__Given exercise__: From the forum post about drinking rules for Pathfinder, print word for word the part that opens with the words containing "Obviously we could" and closes with "in subsequent stages.".

__Text section__:
Hey all! This is my first forum post so if I've screwed something up let me know.

I'm GMing Skulls and Shackles, and what would any pirate campaign be without the yo ho ho and a bottle of rum!

Unfortunately, Pathfinder's rules on alcohol and inebriation are incredibly sparse, limited basically to this short blurb involving no Fortitude saving throw or duration of intoxication. You'd think that with a god of alcohol and a handful of archetypes literally powered by booze there'd be more written on this subject.

So I've written up rules for everything! Included in this alternate ruleset are rules for intoxication and hangovers, rules for drinking in combat, and statistics for most common brews. Also included because I thought it would be funny are rules for spiked potions and alchemist extracts, because you know somebody would try that. Lastly, there are rules and stat blocks for spellbrews, magical alcohols brewed with limited spell effects. Think of them like substantially weaker potions with heavy drawbacks.

I'd appreciate feedback about any of these rules or alcohols, and of course if you have any suggestions for additional drinks or spellbrews I'd love to hear them!


Thats a pretty exhaustive document. More than is neccessary, I think, but you must have your reasons. If this is for others to use then it could stand to be reorganized a bit, but if this is intended for your own game then thats not a concern.

Do saving throw bonuses against poison have any effect? What about immunity to poison?

Obviously we could argue over the effects of alcohol at the varying stages of intoxication. There are just so many ways to look at it! In yours it looks as though the effects of the previous stage are ignored and those of the new stage take hold. There are some things in lesser stages that are not addressed in subsequent stages.

Up to a point, I think the saving throws against fear should continue to improve past relaxed.

The distance you can move in a straight should be handled in a different way. Its one thing you want to move in a straight line, but what about if the character is trying to circle around an enemy to avoid an attack of opportunity? That should be tough too. Intentional movement should become more difficult, but I also think that should start at stage 3.

I like the miss chance bit, but you might as well just call if concealment and total concealment. This will avoid cases where the character rolls twice, and gives a small perk to characters with the Blind Fighting feat.

__Given records__:
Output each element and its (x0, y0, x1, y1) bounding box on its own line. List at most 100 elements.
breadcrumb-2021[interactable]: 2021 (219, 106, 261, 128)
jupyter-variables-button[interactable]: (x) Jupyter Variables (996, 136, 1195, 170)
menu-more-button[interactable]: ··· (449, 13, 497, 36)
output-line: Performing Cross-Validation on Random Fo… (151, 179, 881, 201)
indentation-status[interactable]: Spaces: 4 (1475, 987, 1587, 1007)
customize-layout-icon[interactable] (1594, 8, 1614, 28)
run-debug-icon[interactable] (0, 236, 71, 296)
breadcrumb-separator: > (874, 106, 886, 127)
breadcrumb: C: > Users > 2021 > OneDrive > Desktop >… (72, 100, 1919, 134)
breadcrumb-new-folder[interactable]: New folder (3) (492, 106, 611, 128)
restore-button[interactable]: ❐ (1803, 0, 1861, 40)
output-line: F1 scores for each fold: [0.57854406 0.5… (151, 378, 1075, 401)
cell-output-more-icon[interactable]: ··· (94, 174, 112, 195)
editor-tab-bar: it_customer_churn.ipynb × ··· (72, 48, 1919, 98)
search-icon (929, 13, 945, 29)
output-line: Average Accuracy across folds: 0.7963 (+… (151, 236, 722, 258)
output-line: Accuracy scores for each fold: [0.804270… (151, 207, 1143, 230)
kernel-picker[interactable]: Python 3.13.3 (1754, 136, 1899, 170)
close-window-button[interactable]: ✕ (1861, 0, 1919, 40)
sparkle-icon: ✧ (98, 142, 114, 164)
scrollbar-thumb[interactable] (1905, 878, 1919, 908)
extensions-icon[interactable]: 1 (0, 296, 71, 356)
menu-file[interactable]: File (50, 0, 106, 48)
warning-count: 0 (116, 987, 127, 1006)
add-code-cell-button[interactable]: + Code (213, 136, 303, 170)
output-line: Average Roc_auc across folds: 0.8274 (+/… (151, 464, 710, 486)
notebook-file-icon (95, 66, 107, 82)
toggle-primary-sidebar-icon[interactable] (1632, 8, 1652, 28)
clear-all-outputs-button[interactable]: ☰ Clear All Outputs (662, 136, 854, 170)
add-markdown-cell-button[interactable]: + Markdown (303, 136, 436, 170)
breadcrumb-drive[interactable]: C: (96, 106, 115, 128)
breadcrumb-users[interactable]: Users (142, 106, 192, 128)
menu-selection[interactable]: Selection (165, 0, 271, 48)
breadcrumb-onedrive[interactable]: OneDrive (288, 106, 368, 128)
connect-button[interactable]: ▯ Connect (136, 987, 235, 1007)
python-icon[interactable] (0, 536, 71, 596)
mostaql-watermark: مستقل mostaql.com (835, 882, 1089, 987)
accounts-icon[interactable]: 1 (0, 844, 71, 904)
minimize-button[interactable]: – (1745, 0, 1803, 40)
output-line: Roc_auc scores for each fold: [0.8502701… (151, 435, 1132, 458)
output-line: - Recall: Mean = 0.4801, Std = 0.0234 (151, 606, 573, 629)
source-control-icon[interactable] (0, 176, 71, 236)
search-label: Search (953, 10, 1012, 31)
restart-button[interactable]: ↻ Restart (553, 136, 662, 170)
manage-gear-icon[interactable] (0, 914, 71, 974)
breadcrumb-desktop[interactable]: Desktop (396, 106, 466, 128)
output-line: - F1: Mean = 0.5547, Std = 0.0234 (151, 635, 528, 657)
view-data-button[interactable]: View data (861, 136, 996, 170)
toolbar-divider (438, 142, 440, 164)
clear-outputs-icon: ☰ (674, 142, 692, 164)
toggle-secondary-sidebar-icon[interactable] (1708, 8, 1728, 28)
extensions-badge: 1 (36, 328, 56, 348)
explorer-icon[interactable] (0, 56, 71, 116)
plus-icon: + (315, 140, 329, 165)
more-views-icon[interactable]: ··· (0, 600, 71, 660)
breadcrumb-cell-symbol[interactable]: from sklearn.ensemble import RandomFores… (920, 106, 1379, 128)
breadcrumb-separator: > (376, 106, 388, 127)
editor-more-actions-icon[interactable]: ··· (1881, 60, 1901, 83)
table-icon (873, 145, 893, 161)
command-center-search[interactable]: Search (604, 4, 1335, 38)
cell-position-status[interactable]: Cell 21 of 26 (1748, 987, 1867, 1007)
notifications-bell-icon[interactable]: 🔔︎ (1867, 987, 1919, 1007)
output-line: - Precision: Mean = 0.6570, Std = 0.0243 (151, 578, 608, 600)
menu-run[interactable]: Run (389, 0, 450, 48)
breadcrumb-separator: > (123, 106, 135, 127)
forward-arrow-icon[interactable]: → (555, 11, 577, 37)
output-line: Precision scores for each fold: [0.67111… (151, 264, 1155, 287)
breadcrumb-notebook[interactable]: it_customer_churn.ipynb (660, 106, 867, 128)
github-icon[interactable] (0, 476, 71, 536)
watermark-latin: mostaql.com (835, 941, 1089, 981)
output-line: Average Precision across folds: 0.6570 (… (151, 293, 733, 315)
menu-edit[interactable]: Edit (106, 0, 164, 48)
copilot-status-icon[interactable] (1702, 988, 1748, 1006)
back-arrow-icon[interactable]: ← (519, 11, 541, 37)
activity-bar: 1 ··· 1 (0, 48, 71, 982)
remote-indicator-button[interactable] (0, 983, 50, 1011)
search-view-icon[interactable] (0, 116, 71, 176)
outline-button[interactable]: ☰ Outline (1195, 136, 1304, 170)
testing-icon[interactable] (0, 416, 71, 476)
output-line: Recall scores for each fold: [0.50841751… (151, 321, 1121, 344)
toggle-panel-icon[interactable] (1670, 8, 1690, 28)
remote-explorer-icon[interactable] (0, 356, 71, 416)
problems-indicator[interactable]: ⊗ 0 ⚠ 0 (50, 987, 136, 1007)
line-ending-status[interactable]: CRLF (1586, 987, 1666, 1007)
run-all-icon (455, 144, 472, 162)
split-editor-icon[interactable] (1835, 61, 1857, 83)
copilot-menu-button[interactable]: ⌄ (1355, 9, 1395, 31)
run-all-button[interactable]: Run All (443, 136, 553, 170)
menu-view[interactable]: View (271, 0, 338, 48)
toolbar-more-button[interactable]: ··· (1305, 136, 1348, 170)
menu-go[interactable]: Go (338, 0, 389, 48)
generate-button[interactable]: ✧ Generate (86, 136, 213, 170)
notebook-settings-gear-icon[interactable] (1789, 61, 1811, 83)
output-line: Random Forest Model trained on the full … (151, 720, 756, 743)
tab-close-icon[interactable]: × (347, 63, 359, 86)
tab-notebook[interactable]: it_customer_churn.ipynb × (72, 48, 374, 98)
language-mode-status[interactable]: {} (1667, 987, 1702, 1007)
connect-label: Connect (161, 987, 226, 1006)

__Solution to this task__:
Obviously we could argue over the effects of alcohol at the varying stages of intoxication. There are just so many ways to look at it! In yours it looks as though the effects of the previous stage are ignored and those of the new stage take hold. There are some things in lesser stages that are not addressed in subsequent stages.